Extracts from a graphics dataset
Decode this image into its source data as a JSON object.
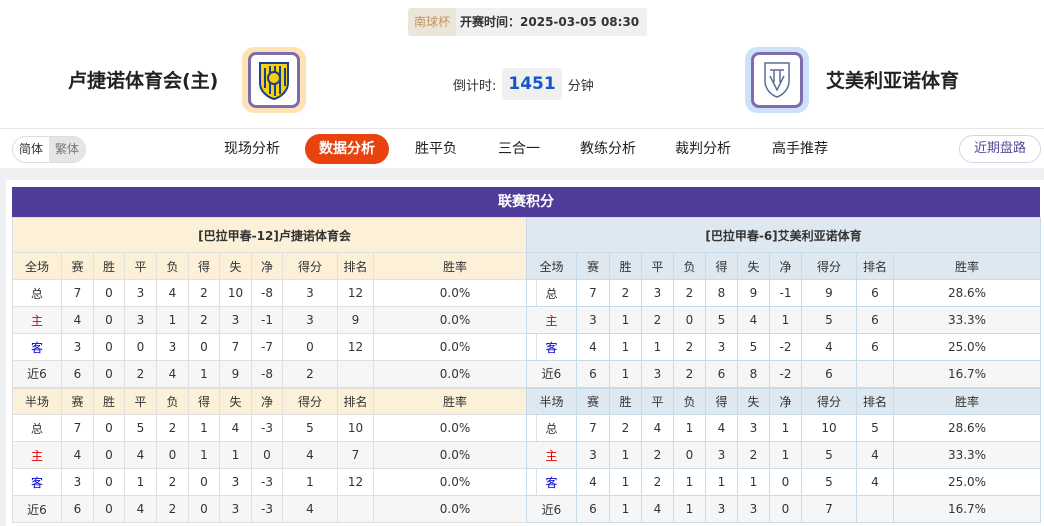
{
  "match": {
    "cup": "南球杯",
    "time": "开赛时间：2025-03-05 08:30",
    "home": "卢捷诺体育会(主)",
    "away": "艾美利亚诺体育",
    "countdown_label": "倒计时:",
    "countdown_value": "1451",
    "countdown_unit": "分钟"
  },
  "nav": {
    "lang": [
      "简体",
      "繁体"
    ],
    "tabs": [
      "现场分析",
      "数据分析",
      "胜平负",
      "三合一",
      "教练分析",
      "裁判分析",
      "高手推荐"
    ],
    "active_tab": "数据分析",
    "recent": "近期盘路"
  },
  "colors": {
    "title_bar": "#503d9a",
    "active_tab": "#e8420f",
    "home_label": "#e00000",
    "away_label": "#0000d0"
  },
  "standings": {
    "title": "联赛积分",
    "columns_full": [
      "全场",
      "赛",
      "胜",
      "平",
      "负",
      "得",
      "失",
      "净",
      "得分",
      "排名",
      "胜率"
    ],
    "columns_half": [
      "半场",
      "赛",
      "胜",
      "平",
      "负",
      "得",
      "失",
      "净",
      "得分",
      "排名",
      "胜率"
    ],
    "home": {
      "caption": "[巴拉甲春-12]卢捷诺体育会",
      "full": [
        [
          "总",
          "7",
          "0",
          "3",
          "4",
          "2",
          "10",
          "-8",
          "3",
          "12",
          "0.0%"
        ],
        [
          "主",
          "4",
          "0",
          "3",
          "1",
          "2",
          "3",
          "-1",
          "3",
          "9",
          "0.0%"
        ],
        [
          "客",
          "3",
          "0",
          "0",
          "3",
          "0",
          "7",
          "-7",
          "0",
          "12",
          "0.0%"
        ],
        [
          "近6",
          "6",
          "0",
          "2",
          "4",
          "1",
          "9",
          "-8",
          "2",
          "",
          "0.0%"
        ]
      ],
      "half": [
        [
          "总",
          "7",
          "0",
          "5",
          "2",
          "1",
          "4",
          "-3",
          "5",
          "10",
          "0.0%"
        ],
        [
          "主",
          "4",
          "0",
          "4",
          "0",
          "1",
          "1",
          "0",
          "4",
          "7",
          "0.0%"
        ],
        [
          "客",
          "3",
          "0",
          "1",
          "2",
          "0",
          "3",
          "-3",
          "1",
          "12",
          "0.0%"
        ],
        [
          "近6",
          "6",
          "0",
          "4",
          "2",
          "0",
          "3",
          "-3",
          "4",
          "",
          "0.0%"
        ]
      ]
    },
    "away": {
      "caption": "[巴拉甲春-6]艾美利亚诺体育",
      "full": [
        [
          "总",
          "7",
          "2",
          "3",
          "2",
          "8",
          "9",
          "-1",
          "9",
          "6",
          "28.6%"
        ],
        [
          "主",
          "3",
          "1",
          "2",
          "0",
          "5",
          "4",
          "1",
          "5",
          "6",
          "33.3%"
        ],
        [
          "客",
          "4",
          "1",
          "1",
          "2",
          "3",
          "5",
          "-2",
          "4",
          "6",
          "25.0%"
        ],
        [
          "近6",
          "6",
          "1",
          "3",
          "2",
          "6",
          "8",
          "-2",
          "6",
          "",
          "16.7%"
        ]
      ],
      "half": [
        [
          "总",
          "7",
          "2",
          "4",
          "1",
          "4",
          "3",
          "1",
          "10",
          "5",
          "28.6%"
        ],
        [
          "主",
          "3",
          "1",
          "2",
          "0",
          "3",
          "2",
          "1",
          "5",
          "4",
          "33.3%"
        ],
        [
          "客",
          "4",
          "1",
          "2",
          "1",
          "1",
          "1",
          "0",
          "5",
          "4",
          "25.0%"
        ],
        [
          "近6",
          "6",
          "1",
          "4",
          "1",
          "3",
          "3",
          "0",
          "7",
          "",
          "16.7%"
        ]
      ]
    }
  }
}
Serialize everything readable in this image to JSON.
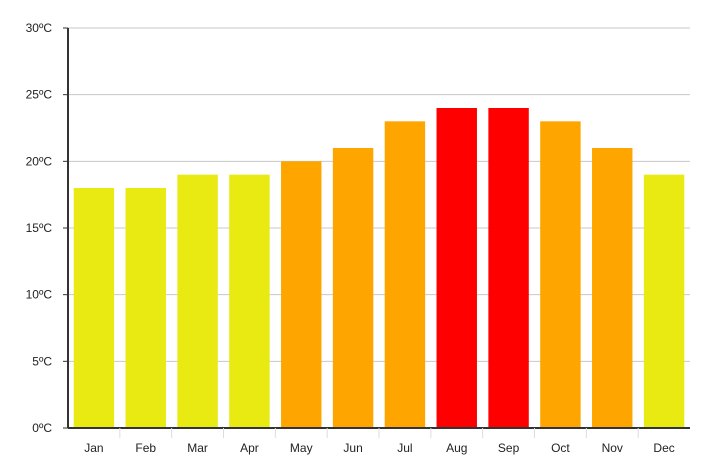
{
  "chart_data": {
    "type": "bar",
    "title": "",
    "xlabel": "",
    "ylabel": "",
    "categories": [
      "Jan",
      "Feb",
      "Mar",
      "Apr",
      "May",
      "Jun",
      "Jul",
      "Aug",
      "Sep",
      "Oct",
      "Nov",
      "Dec"
    ],
    "values": [
      18,
      18,
      19,
      19,
      20,
      21,
      23,
      24,
      24,
      23,
      21,
      19
    ],
    "bar_colors": [
      "#e8ea12",
      "#e8ea12",
      "#e8ea12",
      "#e8ea12",
      "#ffa500",
      "#ffa500",
      "#ffa500",
      "#ff0000",
      "#ff0000",
      "#ffa500",
      "#ffa500",
      "#e8ea12"
    ],
    "ylim": [
      0,
      30
    ],
    "yticks": [
      0,
      5,
      10,
      15,
      20,
      25,
      30
    ],
    "ytick_labels": [
      "0ºC",
      "5ºC",
      "10ºC",
      "15ºC",
      "20ºC",
      "25ºC",
      "30ºC"
    ],
    "grid": true,
    "legend": "none"
  }
}
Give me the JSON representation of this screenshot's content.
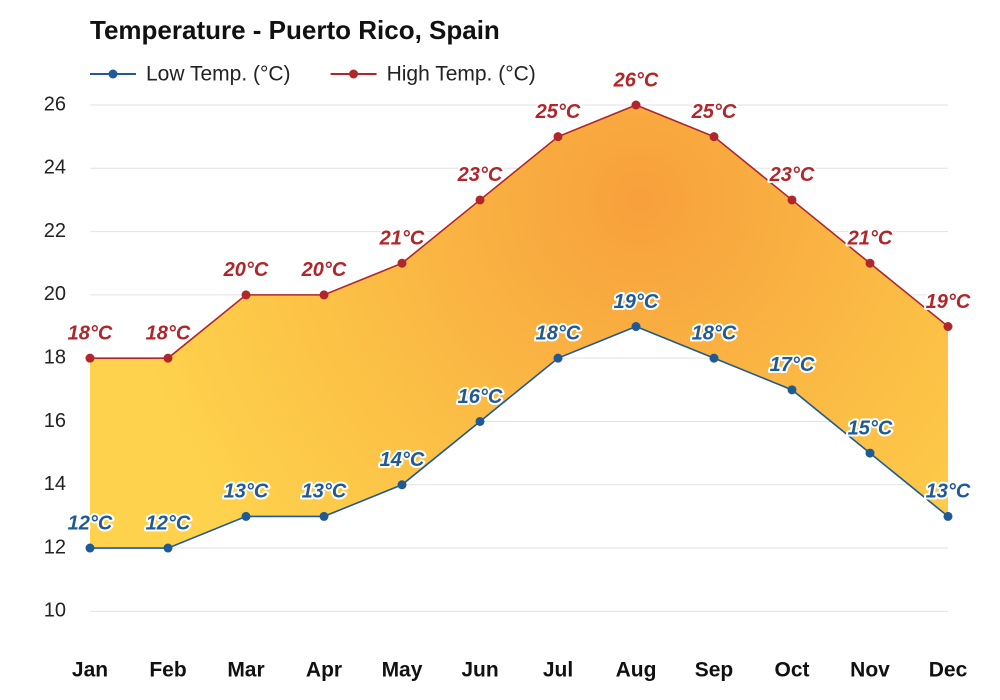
{
  "chart_data": {
    "type": "range-line",
    "title": "Temperature - Puerto Rico, Spain",
    "categories": [
      "Jan",
      "Feb",
      "Mar",
      "Apr",
      "May",
      "Jun",
      "Jul",
      "Aug",
      "Sep",
      "Oct",
      "Nov",
      "Dec"
    ],
    "series": [
      {
        "name": "Low Temp. (°C)",
        "color": "#1f5a96",
        "values": [
          12,
          12,
          13,
          13,
          14,
          16,
          18,
          19,
          18,
          17,
          15,
          13
        ],
        "value_labels": [
          "12°C",
          "12°C",
          "13°C",
          "13°C",
          "14°C",
          "16°C",
          "18°C",
          "19°C",
          "18°C",
          "17°C",
          "15°C",
          "13°C"
        ]
      },
      {
        "name": "High Temp. (°C)",
        "color": "#b0262a",
        "values": [
          18,
          18,
          20,
          20,
          21,
          23,
          25,
          26,
          25,
          23,
          21,
          19
        ],
        "value_labels": [
          "18°C",
          "18°C",
          "20°C",
          "20°C",
          "21°C",
          "23°C",
          "25°C",
          "26°C",
          "25°C",
          "23°C",
          "21°C",
          "19°C"
        ]
      }
    ],
    "ylim": [
      9,
      26
    ],
    "yticks": [
      10,
      12,
      14,
      16,
      18,
      20,
      22,
      24,
      26
    ],
    "grid": true
  }
}
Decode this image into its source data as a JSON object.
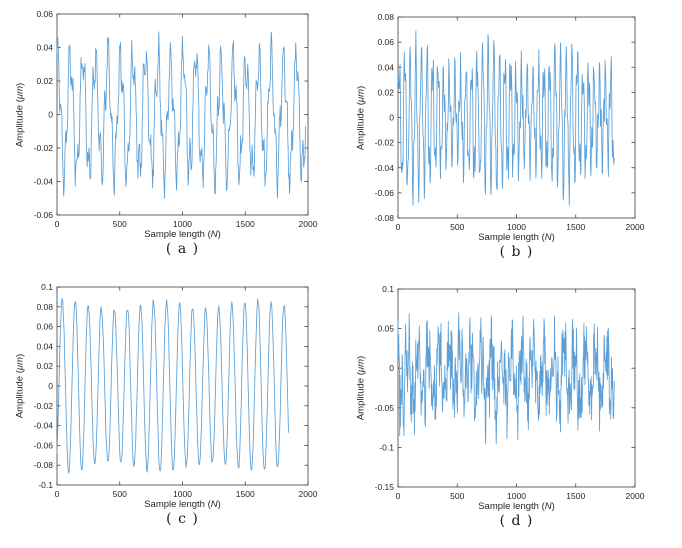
{
  "figure": {
    "background": "#ffffff",
    "line_color": "#5B9FD6",
    "axis_color": "#404040",
    "text_color": "#262626"
  },
  "chart_data": {
    "type": "line",
    "shared": {
      "xlabel_pre": "Sample length (",
      "xlabel_var": "N",
      "xlabel_post": ")",
      "ylabel_pre": "Amplitude (",
      "ylabel_unit": "μm",
      "ylabel_post": ")",
      "xlim": [
        0,
        2000
      ],
      "x_ticks": [
        "0",
        "500",
        "1000",
        "1500",
        "2000"
      ],
      "grid": false,
      "legend": "none"
    },
    "plots": [
      {
        "caption": "( a )",
        "ylim": [
          -0.06,
          0.06
        ],
        "y_ticks": [
          "0.06",
          "0.04",
          "0.02",
          "0",
          "-0.02",
          "-0.04",
          "-0.06"
        ],
        "description": "noisy periodic waveform, ~20 cycles over 0-2000 samples, peaks about +0.05/-0.05",
        "generator": {
          "seed": 11,
          "n": 560,
          "x_start": 0,
          "x_end": 1980,
          "offset": 0,
          "noise": 0.007,
          "components": [
            {
              "amp": 0.033,
              "period": 100,
              "phase": 1.2
            },
            {
              "amp": 0.012,
              "period": 31,
              "phase": 0.5
            }
          ],
          "clip": [
            -0.056,
            0.057
          ]
        }
      },
      {
        "caption": "( b )",
        "ylim": [
          -0.08,
          0.08
        ],
        "y_ticks": [
          "0.08",
          "0.06",
          "0.04",
          "0.02",
          "0",
          "-0.02",
          "-0.04",
          "-0.06",
          "-0.08"
        ],
        "description": "irregular noisy oscillation, ~38 cycles over 0-1830 samples, peaks up to +0.075/-0.07",
        "generator": {
          "seed": 22,
          "n": 520,
          "x_start": 0,
          "x_end": 1825,
          "offset": 0,
          "noise": 0.009,
          "components": [
            {
              "amp": 0.041,
              "period": 47,
              "phase": 0.3,
              "amp_mod": {
                "depth": 0.25,
                "period": 620,
                "phase": 0
              }
            },
            {
              "amp": 0.015,
              "period": 16.5,
              "phase": 1.1
            }
          ],
          "clip": [
            -0.073,
            0.077
          ]
        }
      },
      {
        "caption": "( c )",
        "ylim": [
          -0.1,
          0.1
        ],
        "y_ticks": [
          "0.1",
          "0.08",
          "0.06",
          "0.04",
          "0.02",
          "0",
          "-0.02",
          "-0.04",
          "-0.06",
          "-0.08",
          "-0.1"
        ],
        "description": "smooth sinusoid, ~17.5 cycles over 0-1840 samples, amplitude about 0.08-0.09",
        "generator": {
          "seed": 33,
          "n": 360,
          "x_start": 0,
          "x_end": 1845,
          "offset": 0,
          "noise": 0.0032,
          "components": [
            {
              "amp": 0.0825,
              "period": 104,
              "phase": -0.93,
              "amp_mod": {
                "depth": 0.05,
                "period": 760,
                "phase": 1
              }
            }
          ],
          "clip": [
            -0.088,
            0.092
          ]
        }
      },
      {
        "caption": "( d )",
        "ylim": [
          -0.15,
          0.1
        ],
        "y_ticks": [
          "0.1",
          "0.05",
          "0",
          "-0.05",
          "-0.1",
          "-0.15"
        ],
        "description": "strongly noisy waveform over 0-1830 samples, excursions +0.098 to -0.13, slight negative bias",
        "generator": {
          "seed": 44,
          "n": 620,
          "x_start": 0,
          "x_end": 1825,
          "offset": -0.008,
          "noise": 0.036,
          "components": [
            {
              "amp": 0.032,
              "period": 88,
              "phase": 2.0
            },
            {
              "amp": 0.022,
              "period": 30,
              "phase": 0.8
            }
          ],
          "spike": {
            "prob": 0.02,
            "mag": 0.05
          },
          "clip": [
            -0.133,
            0.097
          ]
        }
      }
    ]
  }
}
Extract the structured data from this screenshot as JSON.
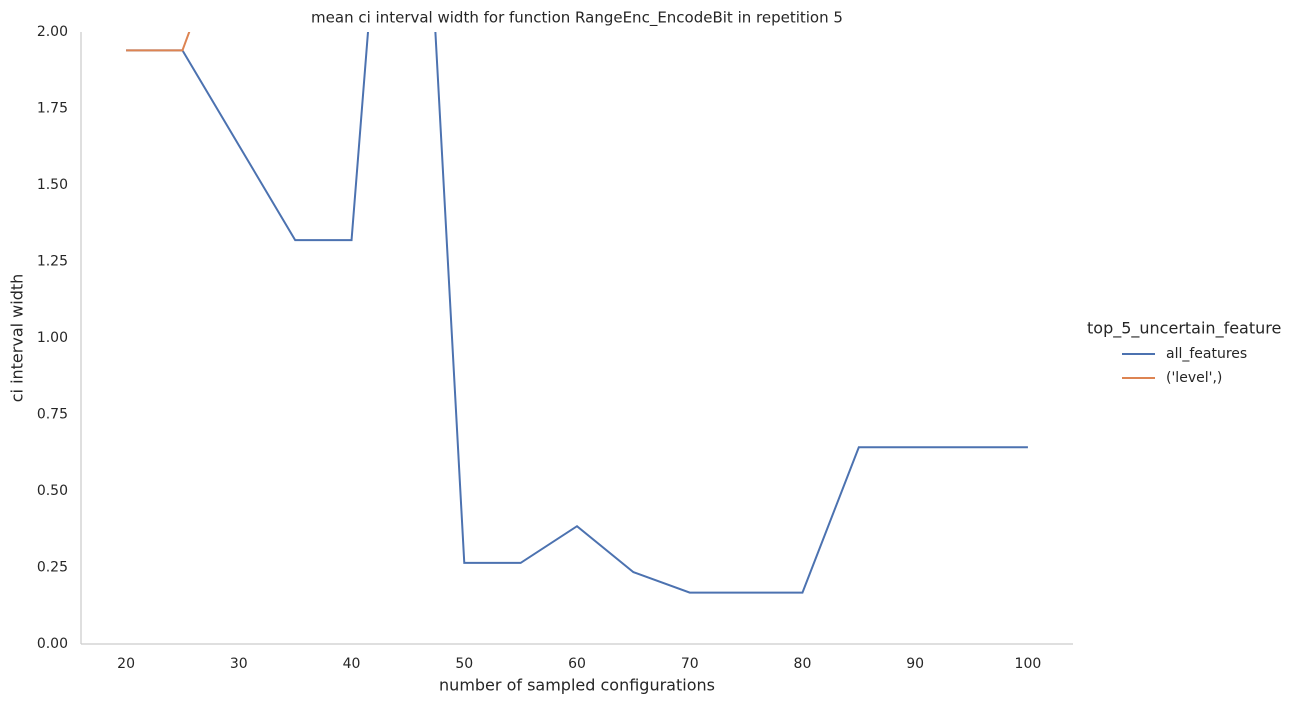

Requirement:
Look through the records and gather every line containing "this".

Task output:
Decode this image into its source data as a JSON object.
Serialize everything readable in this image to JSON.
Give me the JSON representation of this screenshot's content.
Decode this image into its source data as a JSON object.
Extract the structured data from this screenshot as JSON.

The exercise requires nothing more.